Exercise description →
Give back exactly the lines that run from the line containing "Output the text content of this document." through the end of the listing below. Leave out every other line.

Excerpted data →
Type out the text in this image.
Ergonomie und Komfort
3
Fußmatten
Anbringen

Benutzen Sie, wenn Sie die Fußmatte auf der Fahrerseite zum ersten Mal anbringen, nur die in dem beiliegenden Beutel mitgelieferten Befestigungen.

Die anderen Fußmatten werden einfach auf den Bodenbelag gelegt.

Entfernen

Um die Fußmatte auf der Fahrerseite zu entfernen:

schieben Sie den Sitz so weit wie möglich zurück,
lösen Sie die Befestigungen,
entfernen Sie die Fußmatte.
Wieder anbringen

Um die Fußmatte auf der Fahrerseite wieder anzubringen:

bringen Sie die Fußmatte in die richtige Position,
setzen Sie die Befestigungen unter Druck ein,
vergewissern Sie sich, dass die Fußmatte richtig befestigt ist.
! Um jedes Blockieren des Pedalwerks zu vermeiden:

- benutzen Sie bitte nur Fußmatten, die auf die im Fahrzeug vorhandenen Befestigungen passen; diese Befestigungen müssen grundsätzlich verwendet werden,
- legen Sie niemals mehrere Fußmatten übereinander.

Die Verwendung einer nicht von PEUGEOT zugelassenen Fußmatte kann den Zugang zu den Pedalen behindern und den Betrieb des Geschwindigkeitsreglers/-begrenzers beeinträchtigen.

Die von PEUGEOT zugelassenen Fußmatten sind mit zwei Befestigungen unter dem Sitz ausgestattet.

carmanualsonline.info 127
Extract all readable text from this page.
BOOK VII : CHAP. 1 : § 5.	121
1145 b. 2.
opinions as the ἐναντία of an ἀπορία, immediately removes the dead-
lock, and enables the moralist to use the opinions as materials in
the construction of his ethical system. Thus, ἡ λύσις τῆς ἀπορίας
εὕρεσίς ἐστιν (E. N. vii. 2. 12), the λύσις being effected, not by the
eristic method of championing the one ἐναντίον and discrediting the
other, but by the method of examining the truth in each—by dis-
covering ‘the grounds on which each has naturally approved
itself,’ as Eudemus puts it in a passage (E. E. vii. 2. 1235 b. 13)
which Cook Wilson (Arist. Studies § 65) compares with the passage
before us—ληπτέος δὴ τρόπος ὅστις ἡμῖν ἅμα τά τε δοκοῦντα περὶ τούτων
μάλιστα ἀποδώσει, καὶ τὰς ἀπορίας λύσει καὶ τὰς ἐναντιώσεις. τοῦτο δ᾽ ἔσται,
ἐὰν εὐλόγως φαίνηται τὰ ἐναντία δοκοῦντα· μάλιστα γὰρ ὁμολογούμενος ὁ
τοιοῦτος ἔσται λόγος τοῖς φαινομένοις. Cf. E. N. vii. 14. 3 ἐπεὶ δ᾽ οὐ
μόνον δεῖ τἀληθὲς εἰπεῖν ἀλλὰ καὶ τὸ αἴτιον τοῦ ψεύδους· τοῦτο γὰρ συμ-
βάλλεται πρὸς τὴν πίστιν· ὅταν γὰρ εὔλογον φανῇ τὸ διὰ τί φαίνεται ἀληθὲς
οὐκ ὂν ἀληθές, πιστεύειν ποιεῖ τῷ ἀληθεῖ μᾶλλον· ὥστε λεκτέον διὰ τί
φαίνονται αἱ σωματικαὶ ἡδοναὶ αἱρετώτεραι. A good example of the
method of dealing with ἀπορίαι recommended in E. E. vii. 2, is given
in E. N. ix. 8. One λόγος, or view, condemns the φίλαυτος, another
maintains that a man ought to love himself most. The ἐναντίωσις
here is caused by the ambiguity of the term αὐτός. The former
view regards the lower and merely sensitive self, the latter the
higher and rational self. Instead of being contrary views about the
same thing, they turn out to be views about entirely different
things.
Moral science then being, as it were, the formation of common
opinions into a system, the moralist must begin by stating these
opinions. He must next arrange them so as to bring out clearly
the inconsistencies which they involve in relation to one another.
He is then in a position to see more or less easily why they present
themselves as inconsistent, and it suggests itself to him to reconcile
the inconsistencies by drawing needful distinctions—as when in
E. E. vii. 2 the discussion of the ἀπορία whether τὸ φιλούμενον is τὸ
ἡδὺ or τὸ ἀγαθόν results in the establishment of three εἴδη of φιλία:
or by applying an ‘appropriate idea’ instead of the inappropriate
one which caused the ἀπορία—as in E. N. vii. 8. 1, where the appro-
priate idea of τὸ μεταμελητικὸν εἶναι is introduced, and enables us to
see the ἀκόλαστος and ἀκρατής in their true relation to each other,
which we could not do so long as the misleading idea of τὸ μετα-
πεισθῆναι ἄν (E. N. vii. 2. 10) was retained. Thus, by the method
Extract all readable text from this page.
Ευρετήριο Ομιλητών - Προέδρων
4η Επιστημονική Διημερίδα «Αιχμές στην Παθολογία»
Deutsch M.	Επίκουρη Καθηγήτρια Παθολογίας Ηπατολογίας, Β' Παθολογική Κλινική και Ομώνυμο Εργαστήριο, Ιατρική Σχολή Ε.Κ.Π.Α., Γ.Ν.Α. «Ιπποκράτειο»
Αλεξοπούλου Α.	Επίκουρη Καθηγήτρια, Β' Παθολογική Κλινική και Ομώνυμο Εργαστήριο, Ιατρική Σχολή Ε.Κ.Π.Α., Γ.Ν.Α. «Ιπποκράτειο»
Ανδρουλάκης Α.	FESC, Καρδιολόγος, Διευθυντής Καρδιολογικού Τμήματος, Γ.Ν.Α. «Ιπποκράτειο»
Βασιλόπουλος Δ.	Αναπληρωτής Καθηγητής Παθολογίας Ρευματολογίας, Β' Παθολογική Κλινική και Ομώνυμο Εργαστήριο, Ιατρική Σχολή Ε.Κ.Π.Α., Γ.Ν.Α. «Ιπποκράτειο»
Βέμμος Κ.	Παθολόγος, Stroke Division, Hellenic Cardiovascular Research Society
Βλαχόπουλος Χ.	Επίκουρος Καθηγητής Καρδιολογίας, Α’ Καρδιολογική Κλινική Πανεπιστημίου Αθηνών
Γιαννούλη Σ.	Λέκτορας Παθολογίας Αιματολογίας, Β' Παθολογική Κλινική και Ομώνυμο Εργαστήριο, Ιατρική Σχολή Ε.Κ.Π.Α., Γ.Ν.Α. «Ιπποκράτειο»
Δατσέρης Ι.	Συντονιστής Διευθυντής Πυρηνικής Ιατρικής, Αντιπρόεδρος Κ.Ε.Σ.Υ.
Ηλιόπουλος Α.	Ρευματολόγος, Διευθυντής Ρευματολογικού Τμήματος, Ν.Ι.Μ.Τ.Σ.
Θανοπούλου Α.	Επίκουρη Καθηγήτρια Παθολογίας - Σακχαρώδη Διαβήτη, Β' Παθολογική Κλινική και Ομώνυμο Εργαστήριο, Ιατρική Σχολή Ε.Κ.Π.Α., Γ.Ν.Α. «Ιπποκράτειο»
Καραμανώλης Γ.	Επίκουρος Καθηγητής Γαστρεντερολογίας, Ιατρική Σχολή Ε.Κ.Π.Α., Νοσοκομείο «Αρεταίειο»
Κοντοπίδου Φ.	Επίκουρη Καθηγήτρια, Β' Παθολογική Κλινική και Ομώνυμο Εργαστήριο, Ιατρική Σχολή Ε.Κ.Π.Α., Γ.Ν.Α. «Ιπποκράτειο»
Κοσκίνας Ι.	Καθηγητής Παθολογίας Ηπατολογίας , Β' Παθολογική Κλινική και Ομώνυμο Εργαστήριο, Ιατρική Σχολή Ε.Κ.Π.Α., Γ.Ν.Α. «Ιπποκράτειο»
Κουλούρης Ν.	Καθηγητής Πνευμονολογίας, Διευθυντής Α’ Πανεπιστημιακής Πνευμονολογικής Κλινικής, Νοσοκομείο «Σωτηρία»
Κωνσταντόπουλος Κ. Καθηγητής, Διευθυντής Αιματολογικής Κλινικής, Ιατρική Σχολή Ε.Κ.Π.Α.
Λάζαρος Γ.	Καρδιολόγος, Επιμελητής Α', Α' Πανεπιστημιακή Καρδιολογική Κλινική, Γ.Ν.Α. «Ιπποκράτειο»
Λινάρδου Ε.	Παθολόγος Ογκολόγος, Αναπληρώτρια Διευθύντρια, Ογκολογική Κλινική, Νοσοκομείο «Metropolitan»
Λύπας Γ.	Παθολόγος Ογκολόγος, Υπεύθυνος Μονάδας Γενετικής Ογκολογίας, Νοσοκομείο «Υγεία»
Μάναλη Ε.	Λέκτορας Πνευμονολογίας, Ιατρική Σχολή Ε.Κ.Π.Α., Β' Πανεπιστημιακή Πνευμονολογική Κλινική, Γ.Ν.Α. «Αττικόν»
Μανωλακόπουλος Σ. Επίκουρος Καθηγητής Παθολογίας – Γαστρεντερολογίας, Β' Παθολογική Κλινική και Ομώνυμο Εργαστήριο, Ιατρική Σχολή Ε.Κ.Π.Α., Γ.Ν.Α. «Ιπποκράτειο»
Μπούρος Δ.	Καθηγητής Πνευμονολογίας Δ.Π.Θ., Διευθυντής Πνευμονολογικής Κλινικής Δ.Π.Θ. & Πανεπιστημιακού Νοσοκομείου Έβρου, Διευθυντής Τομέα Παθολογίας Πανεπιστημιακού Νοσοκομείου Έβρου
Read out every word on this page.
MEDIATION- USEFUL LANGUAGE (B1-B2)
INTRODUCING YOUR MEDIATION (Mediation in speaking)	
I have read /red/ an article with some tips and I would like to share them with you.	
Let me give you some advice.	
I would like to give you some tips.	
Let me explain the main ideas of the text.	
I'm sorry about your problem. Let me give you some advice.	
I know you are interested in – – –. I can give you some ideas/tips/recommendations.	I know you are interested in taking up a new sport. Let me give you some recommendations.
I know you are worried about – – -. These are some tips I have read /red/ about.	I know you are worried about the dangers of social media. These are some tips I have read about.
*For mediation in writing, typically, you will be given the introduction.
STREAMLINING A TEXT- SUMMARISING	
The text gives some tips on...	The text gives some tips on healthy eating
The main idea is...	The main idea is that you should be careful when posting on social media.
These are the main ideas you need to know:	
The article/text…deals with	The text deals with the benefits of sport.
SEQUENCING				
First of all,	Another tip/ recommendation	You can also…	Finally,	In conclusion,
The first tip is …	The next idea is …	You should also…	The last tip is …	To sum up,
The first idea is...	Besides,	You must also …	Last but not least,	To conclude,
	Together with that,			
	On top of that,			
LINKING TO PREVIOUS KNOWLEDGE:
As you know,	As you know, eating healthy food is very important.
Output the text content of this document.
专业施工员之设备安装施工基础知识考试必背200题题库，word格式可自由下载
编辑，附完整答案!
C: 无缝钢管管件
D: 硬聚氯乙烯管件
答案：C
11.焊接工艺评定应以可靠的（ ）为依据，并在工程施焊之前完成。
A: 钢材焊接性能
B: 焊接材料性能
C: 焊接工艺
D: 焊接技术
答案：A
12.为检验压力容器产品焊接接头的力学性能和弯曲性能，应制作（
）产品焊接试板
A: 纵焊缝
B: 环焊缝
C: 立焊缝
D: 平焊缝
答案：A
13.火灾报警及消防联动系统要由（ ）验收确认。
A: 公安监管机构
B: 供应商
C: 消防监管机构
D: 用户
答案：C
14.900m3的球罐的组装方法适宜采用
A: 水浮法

Completed exercise →
Output the text content of this document.
专业施工员之设备安装施工基础知识考试必背200题题库，word格式可自由下载
编辑，附完整答案!
C: 无缝钢管管件
D: 硬聚氯乙烯管件
答案：C
11.焊接工艺评定应以可靠的（ ）为依据，并在工程施焊之前完成。
A: 钢材焊接性能
B: 焊接材料性能
C: 焊接工艺
D: 焊接技术
答案：A
12.为检验压力容器产品焊接接头的力学性能和弯曲性能，应制作（
）产品焊接试板
A: 纵焊缝
B: 环焊缝
C: 立焊缝
D: 平焊缝
答案：A
13.火灾报警及消防联动系统要由（ ）验收确认。
A: 公安监管机构
B: 供应商
C: 消防监管机构
D: 用户
答案：C
14.900m3的球罐的组装方法适宜采用
A: 水浮法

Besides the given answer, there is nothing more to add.